WHAT TO PRODUCE: Give the listing again character for character, but drop the images.

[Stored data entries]

• • • • • • •

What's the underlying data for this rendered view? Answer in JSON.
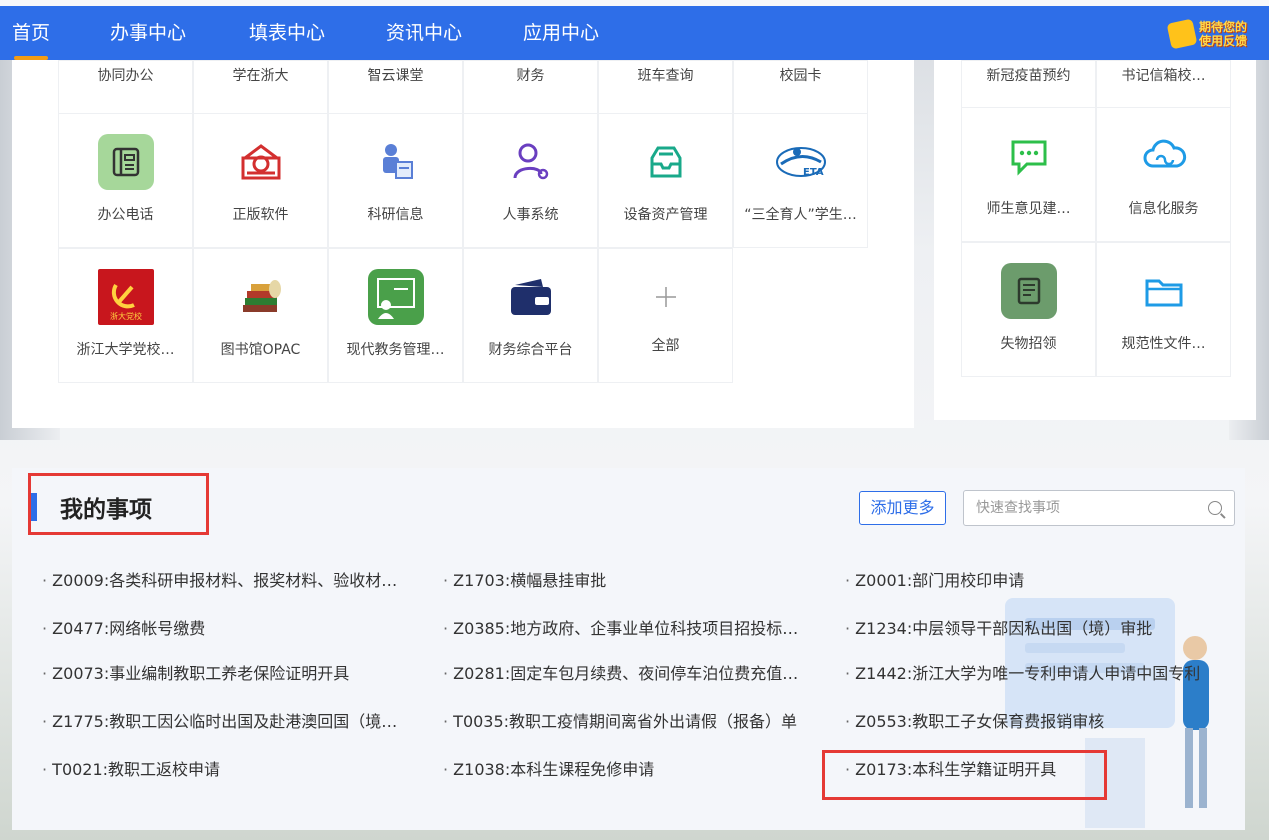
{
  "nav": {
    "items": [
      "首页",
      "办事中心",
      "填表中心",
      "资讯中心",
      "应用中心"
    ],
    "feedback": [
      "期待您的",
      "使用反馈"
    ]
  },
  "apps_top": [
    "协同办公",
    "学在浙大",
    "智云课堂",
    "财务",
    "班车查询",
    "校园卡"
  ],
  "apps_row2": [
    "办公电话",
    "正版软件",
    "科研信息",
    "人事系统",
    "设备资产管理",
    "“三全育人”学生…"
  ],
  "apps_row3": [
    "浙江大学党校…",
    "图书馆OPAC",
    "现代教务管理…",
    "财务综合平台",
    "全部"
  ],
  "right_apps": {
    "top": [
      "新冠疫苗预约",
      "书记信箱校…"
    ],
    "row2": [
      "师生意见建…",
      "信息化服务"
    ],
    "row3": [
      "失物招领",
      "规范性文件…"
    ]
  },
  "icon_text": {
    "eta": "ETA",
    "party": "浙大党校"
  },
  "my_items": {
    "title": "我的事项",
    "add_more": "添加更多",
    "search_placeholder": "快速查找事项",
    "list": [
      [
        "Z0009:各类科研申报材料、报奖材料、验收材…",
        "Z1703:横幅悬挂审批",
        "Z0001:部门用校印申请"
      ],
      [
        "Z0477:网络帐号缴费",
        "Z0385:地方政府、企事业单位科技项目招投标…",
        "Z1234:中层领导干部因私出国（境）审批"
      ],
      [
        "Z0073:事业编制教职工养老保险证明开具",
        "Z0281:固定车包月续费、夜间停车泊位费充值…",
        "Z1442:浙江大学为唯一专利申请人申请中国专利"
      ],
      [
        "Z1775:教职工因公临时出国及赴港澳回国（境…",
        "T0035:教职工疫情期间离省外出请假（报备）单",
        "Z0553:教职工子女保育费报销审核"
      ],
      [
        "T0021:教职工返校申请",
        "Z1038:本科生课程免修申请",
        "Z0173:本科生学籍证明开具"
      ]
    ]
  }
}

• • • • • • •

ANSWER BELOW:
What's the underlying data for this rendered view? Answer in JSON.
{
  "nav": {
    "items": [
      "首页",
      "办事中心",
      "填表中心",
      "资讯中心",
      "应用中心"
    ],
    "feedback": [
      "期待您的",
      "使用反馈"
    ]
  },
  "apps_top": [
    "协同办公",
    "学在浙大",
    "智云课堂",
    "财务",
    "班车查询",
    "校园卡"
  ],
  "apps_row2": [
    "办公电话",
    "正版软件",
    "科研信息",
    "人事系统",
    "设备资产管理",
    "“三全育人”学生…"
  ],
  "apps_row3": [
    "浙江大学党校…",
    "图书馆OPAC",
    "现代教务管理…",
    "财务综合平台",
    "全部"
  ],
  "right_apps": {
    "top": [
      "新冠疫苗预约",
      "书记信箱校…"
    ],
    "row2": [
      "师生意见建…",
      "信息化服务"
    ],
    "row3": [
      "失物招领",
      "规范性文件…"
    ]
  },
  "icon_text": {
    "eta": "ETA",
    "party": "浙大党校"
  },
  "my_items": {
    "title": "我的事项",
    "add_more": "添加更多",
    "search_placeholder": "快速查找事项",
    "list": [
      [
        "Z0009:各类科研申报材料、报奖材料、验收材…",
        "Z1703:横幅悬挂审批",
        "Z0001:部门用校印申请"
      ],
      [
        "Z0477:网络帐号缴费",
        "Z0385:地方政府、企事业单位科技项目招投标…",
        "Z1234:中层领导干部因私出国（境）审批"
      ],
      [
        "Z0073:事业编制教职工养老保险证明开具",
        "Z0281:固定车包月续费、夜间停车泊位费充值…",
        "Z1442:浙江大学为唯一专利申请人申请中国专利"
      ],
      [
        "Z1775:教职工因公临时出国及赴港澳回国（境…",
        "T0035:教职工疫情期间离省外出请假（报备）单",
        "Z0553:教职工子女保育费报销审核"
      ],
      [
        "T0021:教职工返校申请",
        "Z1038:本科生课程免修申请",
        "Z0173:本科生学籍证明开具"
      ]
    ]
  }
}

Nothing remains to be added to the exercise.